#### Task details:
Please rewrite the data from the start through the line containing "- series-layer: [183, 100, 1045, 583]", replacing "x-tick-label" with "x-axis-tick" and leaving everything else as it is.

[Element and coordinate data]
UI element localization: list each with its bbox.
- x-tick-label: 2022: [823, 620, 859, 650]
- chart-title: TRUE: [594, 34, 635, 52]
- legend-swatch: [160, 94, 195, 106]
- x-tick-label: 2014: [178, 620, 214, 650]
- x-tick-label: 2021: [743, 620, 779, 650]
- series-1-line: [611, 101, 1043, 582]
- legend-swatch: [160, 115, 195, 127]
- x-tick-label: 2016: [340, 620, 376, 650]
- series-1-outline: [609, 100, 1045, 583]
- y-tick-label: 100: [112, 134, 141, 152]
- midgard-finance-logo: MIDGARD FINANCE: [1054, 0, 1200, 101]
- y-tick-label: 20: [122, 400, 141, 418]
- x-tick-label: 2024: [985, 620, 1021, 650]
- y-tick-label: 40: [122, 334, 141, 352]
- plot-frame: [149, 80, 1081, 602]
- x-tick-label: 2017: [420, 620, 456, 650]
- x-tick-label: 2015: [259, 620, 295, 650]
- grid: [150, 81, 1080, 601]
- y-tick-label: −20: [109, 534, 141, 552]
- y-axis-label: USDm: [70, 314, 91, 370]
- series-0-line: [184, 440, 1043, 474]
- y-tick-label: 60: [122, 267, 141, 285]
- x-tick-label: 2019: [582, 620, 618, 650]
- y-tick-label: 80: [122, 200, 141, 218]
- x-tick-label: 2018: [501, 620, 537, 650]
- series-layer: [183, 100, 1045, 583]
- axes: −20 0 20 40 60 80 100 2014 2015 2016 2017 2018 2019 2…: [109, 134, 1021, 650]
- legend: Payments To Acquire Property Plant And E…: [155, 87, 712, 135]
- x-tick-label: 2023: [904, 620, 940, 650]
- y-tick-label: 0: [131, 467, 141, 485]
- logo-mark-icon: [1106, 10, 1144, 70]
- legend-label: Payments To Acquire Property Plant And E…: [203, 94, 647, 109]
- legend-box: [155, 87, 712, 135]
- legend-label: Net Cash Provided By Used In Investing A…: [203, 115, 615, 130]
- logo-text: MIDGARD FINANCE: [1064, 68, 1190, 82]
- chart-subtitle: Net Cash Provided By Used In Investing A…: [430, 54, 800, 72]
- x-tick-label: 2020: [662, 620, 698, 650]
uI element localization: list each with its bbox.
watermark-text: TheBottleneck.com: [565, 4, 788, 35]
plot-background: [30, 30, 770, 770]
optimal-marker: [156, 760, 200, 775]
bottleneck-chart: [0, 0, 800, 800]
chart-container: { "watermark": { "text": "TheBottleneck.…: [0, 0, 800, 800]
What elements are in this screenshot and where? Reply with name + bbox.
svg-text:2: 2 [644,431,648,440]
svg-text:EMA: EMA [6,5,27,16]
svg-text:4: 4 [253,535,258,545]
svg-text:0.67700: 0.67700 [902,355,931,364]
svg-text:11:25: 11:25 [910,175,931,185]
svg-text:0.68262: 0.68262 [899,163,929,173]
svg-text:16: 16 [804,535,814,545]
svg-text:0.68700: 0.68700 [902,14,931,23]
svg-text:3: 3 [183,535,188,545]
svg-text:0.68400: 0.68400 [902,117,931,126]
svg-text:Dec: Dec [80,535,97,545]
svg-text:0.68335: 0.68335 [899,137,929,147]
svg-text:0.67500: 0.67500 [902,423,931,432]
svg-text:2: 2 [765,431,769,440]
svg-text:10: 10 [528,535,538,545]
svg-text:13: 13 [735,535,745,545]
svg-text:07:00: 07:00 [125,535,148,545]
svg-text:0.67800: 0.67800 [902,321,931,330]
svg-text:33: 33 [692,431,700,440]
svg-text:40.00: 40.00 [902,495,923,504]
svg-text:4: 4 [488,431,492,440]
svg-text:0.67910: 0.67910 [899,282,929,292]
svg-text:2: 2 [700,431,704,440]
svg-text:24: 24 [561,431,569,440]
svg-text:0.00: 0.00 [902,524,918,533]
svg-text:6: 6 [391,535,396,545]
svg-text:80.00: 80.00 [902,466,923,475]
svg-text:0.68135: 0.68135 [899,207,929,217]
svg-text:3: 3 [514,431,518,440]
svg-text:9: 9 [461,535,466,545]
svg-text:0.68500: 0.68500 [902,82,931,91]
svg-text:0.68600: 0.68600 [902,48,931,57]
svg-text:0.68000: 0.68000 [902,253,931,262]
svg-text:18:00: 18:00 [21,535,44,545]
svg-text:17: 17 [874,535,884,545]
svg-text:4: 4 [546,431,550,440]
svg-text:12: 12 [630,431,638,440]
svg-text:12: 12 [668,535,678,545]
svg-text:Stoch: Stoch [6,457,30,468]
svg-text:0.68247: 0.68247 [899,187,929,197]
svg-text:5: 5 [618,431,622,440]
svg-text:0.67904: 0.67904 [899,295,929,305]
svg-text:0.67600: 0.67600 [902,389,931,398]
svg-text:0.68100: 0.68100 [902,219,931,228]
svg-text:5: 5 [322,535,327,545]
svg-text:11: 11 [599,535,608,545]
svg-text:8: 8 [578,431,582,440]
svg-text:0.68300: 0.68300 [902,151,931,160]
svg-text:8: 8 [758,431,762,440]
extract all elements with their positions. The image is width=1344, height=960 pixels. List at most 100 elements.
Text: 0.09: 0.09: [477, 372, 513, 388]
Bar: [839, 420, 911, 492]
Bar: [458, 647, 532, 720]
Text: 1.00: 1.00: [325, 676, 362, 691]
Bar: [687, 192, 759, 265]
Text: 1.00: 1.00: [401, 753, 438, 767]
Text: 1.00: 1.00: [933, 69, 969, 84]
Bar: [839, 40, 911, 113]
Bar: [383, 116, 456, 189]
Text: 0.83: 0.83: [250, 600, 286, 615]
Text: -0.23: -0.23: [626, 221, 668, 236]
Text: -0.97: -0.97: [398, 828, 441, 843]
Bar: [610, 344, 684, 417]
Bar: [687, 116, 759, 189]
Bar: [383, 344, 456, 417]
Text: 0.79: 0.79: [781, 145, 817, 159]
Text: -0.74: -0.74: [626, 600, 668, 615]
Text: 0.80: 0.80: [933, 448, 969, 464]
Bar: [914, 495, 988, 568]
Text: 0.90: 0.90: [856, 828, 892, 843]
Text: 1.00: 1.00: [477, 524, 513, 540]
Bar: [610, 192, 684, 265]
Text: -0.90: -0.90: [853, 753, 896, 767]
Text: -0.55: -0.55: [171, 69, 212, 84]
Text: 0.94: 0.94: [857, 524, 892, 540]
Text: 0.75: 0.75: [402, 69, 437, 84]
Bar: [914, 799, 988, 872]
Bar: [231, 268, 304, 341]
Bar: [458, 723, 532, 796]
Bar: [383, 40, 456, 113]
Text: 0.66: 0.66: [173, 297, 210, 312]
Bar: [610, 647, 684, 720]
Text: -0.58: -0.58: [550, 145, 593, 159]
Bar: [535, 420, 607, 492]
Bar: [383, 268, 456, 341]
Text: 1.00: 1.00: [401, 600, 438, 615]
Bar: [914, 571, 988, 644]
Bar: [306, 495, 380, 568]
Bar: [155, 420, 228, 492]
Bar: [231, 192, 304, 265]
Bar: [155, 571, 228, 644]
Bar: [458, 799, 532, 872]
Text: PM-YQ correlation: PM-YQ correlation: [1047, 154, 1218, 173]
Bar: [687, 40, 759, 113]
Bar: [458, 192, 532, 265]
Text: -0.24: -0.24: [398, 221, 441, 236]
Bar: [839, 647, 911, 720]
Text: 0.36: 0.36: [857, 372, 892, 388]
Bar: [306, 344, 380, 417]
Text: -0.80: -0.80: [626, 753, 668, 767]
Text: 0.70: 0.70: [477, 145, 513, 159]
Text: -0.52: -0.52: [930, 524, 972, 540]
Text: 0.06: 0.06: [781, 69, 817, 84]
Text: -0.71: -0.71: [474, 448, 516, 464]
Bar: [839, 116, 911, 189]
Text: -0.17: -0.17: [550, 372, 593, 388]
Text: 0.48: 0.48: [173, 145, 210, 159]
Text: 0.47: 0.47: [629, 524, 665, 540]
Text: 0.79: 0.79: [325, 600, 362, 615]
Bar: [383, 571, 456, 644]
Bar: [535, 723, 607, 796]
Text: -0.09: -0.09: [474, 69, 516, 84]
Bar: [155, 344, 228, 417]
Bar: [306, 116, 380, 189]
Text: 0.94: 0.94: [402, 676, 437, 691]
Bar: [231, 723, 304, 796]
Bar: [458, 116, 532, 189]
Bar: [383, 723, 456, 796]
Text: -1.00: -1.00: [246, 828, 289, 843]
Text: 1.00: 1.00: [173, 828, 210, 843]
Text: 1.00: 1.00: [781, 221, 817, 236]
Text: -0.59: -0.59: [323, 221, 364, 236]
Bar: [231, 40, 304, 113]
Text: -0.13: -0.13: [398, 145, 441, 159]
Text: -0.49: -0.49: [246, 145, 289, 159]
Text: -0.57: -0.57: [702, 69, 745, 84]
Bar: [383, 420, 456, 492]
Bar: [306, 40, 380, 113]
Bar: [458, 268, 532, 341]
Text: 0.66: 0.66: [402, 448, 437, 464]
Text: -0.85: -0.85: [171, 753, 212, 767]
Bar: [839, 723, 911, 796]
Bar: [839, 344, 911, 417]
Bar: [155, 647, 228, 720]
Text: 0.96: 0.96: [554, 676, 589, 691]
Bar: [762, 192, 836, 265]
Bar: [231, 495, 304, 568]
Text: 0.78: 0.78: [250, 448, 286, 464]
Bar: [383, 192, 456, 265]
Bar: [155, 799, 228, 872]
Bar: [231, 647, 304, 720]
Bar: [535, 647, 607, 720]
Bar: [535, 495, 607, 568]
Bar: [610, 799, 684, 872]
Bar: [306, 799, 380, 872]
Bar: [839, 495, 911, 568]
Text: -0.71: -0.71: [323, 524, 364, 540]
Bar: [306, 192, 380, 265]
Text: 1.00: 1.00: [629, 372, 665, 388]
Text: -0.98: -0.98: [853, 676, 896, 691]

#### Response to the exercise:
UI element localization: list each with its bbox.
- x-axis-tick: 2022: [823, 620, 859, 650]
- chart-title: TRUE: [594, 34, 635, 52]
- legend-swatch: [160, 94, 195, 106]
- x-axis-tick: 2014: [178, 620, 214, 650]
- x-axis-tick: 2021: [743, 620, 779, 650]
- series-1-line: [611, 101, 1043, 582]
- legend-swatch: [160, 115, 195, 127]
- x-axis-tick: 2016: [340, 620, 376, 650]
- series-1-outline: [609, 100, 1045, 583]
- y-tick-label: 100: [112, 134, 141, 152]
- midgard-finance-logo: MIDGARD FINANCE: [1054, 0, 1200, 101]
- y-tick-label: 20: [122, 400, 141, 418]
- x-axis-tick: 2024: [985, 620, 1021, 650]
- y-tick-label: 40: [122, 334, 141, 352]
- plot-frame: [149, 80, 1081, 602]
- x-axis-tick: 2017: [420, 620, 456, 650]
- x-axis-tick: 2015: [259, 620, 295, 650]
- grid: [150, 81, 1080, 601]
- y-tick-label: −20: [109, 534, 141, 552]
- y-axis-label: USDm: [70, 314, 91, 370]
- series-0-line: [184, 440, 1043, 474]
- y-tick-label: 60: [122, 267, 141, 285]
- x-axis-tick: 2019: [582, 620, 618, 650]
- y-tick-label: 80: [122, 200, 141, 218]
- x-axis-tick: 2018: [501, 620, 537, 650]
- series-layer: [183, 100, 1045, 583]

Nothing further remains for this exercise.